_Source records_.
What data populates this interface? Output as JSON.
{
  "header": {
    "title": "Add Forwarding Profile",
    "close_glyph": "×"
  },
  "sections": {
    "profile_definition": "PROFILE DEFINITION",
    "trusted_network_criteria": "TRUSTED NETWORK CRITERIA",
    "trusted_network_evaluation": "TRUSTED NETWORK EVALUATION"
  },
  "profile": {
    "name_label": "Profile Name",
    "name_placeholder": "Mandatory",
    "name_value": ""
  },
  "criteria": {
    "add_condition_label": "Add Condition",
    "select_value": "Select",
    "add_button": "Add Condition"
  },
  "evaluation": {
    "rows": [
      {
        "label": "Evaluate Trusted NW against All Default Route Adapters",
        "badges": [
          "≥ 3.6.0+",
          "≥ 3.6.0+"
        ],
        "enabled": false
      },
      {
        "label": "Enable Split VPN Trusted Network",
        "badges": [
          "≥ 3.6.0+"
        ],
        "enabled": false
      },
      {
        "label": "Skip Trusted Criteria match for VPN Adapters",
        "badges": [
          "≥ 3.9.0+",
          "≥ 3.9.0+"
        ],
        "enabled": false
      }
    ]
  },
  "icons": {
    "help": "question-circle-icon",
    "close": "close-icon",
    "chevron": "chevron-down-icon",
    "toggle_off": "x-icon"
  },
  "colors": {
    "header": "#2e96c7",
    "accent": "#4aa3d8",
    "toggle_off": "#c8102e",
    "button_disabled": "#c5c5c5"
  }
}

_Exercise brief_. Above are some records; repeat all of them exactly.

_The result_.
What data populates this interface? Output as JSON.
{
  "header": {
    "title": "Add Forwarding Profile",
    "close_glyph": "×"
  },
  "sections": {
    "profile_definition": "PROFILE DEFINITION",
    "trusted_network_criteria": "TRUSTED NETWORK CRITERIA",
    "trusted_network_evaluation": "TRUSTED NETWORK EVALUATION"
  },
  "profile": {
    "name_label": "Profile Name",
    "name_placeholder": "Mandatory",
    "name_value": ""
  },
  "criteria": {
    "add_condition_label": "Add Condition",
    "select_value": "Select",
    "add_button": "Add Condition"
  },
  "evaluation": {
    "rows": [
      {
        "label": "Evaluate Trusted NW against All Default Route Adapters",
        "badges": [
          "≥ 3.6.0+",
          "≥ 3.6.0+"
        ],
        "enabled": false
      },
      {
        "label": "Enable Split VPN Trusted Network",
        "badges": [
          "≥ 3.6.0+"
        ],
        "enabled": false
      },
      {
        "label": "Skip Trusted Criteria match for VPN Adapters",
        "badges": [
          "≥ 3.9.0+",
          "≥ 3.9.0+"
        ],
        "enabled": false
      }
    ]
  },
  "icons": {
    "help": "question-circle-icon",
    "close": "close-icon",
    "chevron": "chevron-down-icon",
    "toggle_off": "x-icon"
  },
  "colors": {
    "header": "#2e96c7",
    "accent": "#4aa3d8",
    "toggle_off": "#c8102e",
    "button_disabled": "#c5c5c5"
  }
}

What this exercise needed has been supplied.